• Entries with figure data:
*****

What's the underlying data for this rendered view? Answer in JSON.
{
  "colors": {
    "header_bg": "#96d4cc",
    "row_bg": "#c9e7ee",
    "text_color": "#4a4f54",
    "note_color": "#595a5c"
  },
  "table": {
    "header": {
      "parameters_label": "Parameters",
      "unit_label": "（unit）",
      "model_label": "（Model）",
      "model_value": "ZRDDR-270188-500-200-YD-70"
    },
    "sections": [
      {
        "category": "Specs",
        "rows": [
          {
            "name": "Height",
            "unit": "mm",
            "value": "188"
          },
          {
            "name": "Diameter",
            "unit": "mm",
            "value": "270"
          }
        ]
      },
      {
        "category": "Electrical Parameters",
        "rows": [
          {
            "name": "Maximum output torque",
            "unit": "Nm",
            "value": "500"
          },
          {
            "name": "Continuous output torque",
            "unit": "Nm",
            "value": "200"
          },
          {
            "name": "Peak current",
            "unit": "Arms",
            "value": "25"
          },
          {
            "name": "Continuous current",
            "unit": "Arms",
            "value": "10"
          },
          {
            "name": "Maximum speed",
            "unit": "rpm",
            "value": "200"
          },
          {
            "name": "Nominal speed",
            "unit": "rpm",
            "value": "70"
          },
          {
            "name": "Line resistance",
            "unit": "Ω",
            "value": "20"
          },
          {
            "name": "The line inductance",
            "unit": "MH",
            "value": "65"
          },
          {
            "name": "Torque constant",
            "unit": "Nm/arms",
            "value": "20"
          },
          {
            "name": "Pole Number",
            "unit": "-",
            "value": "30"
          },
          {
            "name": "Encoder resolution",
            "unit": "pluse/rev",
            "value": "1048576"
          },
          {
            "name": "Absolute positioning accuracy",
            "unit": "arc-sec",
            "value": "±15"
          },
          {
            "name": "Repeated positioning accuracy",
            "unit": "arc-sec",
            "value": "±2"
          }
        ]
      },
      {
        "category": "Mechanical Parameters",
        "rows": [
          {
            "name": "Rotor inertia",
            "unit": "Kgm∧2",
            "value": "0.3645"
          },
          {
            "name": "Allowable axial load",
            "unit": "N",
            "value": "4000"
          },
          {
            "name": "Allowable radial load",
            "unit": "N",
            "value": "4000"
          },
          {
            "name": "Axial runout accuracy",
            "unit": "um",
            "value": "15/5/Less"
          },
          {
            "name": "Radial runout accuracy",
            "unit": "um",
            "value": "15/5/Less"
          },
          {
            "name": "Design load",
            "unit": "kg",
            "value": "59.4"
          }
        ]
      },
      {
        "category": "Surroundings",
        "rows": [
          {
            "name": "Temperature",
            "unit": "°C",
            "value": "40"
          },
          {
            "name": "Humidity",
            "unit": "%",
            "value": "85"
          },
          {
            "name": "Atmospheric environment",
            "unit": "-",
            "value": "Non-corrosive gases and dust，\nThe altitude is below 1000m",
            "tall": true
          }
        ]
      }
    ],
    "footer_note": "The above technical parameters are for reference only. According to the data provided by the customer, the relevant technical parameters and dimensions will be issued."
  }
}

*****

• Challenge:
Each entry is to be returned in full, character for character.

• Output below:
What's the underlying data for this rendered view? Answer in JSON.
{
  "colors": {
    "header_bg": "#96d4cc",
    "row_bg": "#c9e7ee",
    "text_color": "#4a4f54",
    "note_color": "#595a5c"
  },
  "table": {
    "header": {
      "parameters_label": "Parameters",
      "unit_label": "（unit）",
      "model_label": "（Model）",
      "model_value": "ZRDDR-270188-500-200-YD-70"
    },
    "sections": [
      {
        "category": "Specs",
        "rows": [
          {
            "name": "Height",
            "unit": "mm",
            "value": "188"
          },
          {
            "name": "Diameter",
            "unit": "mm",
            "value": "270"
          }
        ]
      },
      {
        "category": "Electrical Parameters",
        "rows": [
          {
            "name": "Maximum output torque",
            "unit": "Nm",
            "value": "500"
          },
          {
            "name": "Continuous output torque",
            "unit": "Nm",
            "value": "200"
          },
          {
            "name": "Peak current",
            "unit": "Arms",
            "value": "25"
          },
          {
            "name": "Continuous current",
            "unit": "Arms",
            "value": "10"
          },
          {
            "name": "Maximum speed",
            "unit": "rpm",
            "value": "200"
          },
          {
            "name": "Nominal speed",
            "unit": "rpm",
            "value": "70"
          },
          {
            "name": "Line resistance",
            "unit": "Ω",
            "value": "20"
          },
          {
            "name": "The line inductance",
            "unit": "MH",
            "value": "65"
          },
          {
            "name": "Torque constant",
            "unit": "Nm/arms",
            "value": "20"
          },
          {
            "name": "Pole Number",
            "unit": "-",
            "value": "30"
          },
          {
            "name": "Encoder resolution",
            "unit": "pluse/rev",
            "value": "1048576"
          },
          {
            "name": "Absolute positioning accuracy",
            "unit": "arc-sec",
            "value": "±15"
          },
          {
            "name": "Repeated positioning accuracy",
            "unit": "arc-sec",
            "value": "±2"
          }
        ]
      },
      {
        "category": "Mechanical Parameters",
        "rows": [
          {
            "name": "Rotor inertia",
            "unit": "Kgm∧2",
            "value": "0.3645"
          },
          {
            "name": "Allowable axial load",
            "unit": "N",
            "value": "4000"
          },
          {
            "name": "Allowable radial load",
            "unit": "N",
            "value": "4000"
          },
          {
            "name": "Axial runout accuracy",
            "unit": "um",
            "value": "15/5/Less"
          },
          {
            "name": "Radial runout accuracy",
            "unit": "um",
            "value": "15/5/Less"
          },
          {
            "name": "Design load",
            "unit": "kg",
            "value": "59.4"
          }
        ]
      },
      {
        "category": "Surroundings",
        "rows": [
          {
            "name": "Temperature",
            "unit": "°C",
            "value": "40"
          },
          {
            "name": "Humidity",
            "unit": "%",
            "value": "85"
          },
          {
            "name": "Atmospheric environment",
            "unit": "-",
            "value": "Non-corrosive gases and dust，\nThe altitude is below 1000m",
            "tall": true
          }
        ]
      }
    ],
    "footer_note": "The above technical parameters are for reference only. According to the data provided by the customer, the relevant technical parameters and dimensions will be issued."
  }
}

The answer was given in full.